> PROBLEM: List, from the lines below, each one with "픽업시간" in it.

━━━ GIVEN ENTRIES ━━━

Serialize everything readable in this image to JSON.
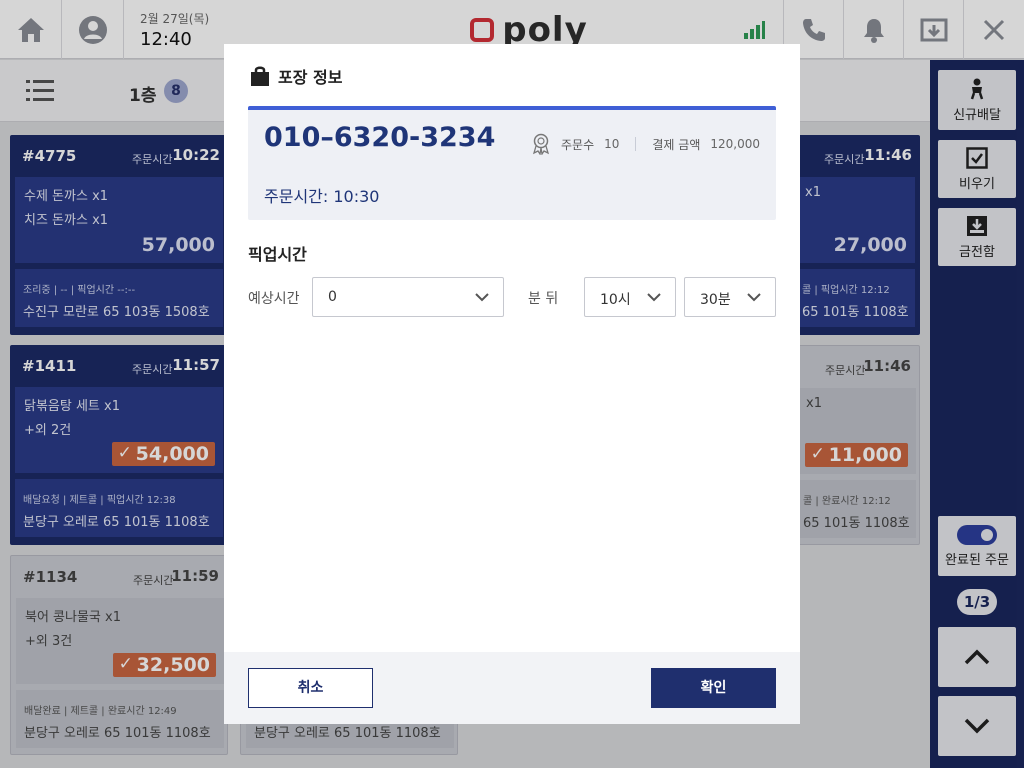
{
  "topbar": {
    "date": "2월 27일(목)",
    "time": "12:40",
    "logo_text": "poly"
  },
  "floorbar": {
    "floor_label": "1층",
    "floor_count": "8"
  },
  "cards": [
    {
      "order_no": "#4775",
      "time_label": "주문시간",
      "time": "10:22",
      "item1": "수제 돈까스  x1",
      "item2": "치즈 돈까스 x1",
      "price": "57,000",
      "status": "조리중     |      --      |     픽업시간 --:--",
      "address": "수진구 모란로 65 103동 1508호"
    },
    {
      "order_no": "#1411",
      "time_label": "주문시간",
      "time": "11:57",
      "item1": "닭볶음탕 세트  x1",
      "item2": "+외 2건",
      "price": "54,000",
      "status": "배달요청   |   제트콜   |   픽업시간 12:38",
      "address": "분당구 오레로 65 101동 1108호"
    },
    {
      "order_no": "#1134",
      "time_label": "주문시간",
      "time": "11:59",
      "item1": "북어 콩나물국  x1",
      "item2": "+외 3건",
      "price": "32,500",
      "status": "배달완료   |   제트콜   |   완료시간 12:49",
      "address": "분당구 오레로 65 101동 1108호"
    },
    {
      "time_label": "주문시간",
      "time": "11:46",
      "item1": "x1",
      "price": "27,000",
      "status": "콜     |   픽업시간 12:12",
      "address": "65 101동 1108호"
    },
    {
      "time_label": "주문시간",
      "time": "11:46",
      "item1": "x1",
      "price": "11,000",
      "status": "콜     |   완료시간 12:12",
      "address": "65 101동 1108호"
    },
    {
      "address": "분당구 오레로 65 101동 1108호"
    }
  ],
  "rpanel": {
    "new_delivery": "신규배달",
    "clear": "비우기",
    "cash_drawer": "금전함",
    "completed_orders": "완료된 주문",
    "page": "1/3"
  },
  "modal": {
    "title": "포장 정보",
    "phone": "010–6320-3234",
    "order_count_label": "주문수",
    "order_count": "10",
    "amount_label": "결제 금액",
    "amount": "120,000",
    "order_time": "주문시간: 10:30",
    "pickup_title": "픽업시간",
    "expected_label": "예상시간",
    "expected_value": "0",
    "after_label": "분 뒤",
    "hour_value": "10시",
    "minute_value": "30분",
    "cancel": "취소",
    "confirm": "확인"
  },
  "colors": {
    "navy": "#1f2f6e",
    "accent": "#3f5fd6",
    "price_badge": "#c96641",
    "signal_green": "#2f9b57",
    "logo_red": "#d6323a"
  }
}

━━━

> COMPLETED EXERCISE:
      "status": "조리중     |      --      |     픽업시간 --:--",
      "status": "배달요청   |   제트콜   |   픽업시간 12:38",
      "status": "콜     |   픽업시간 12:12",
    "pickup_title": "픽업시간",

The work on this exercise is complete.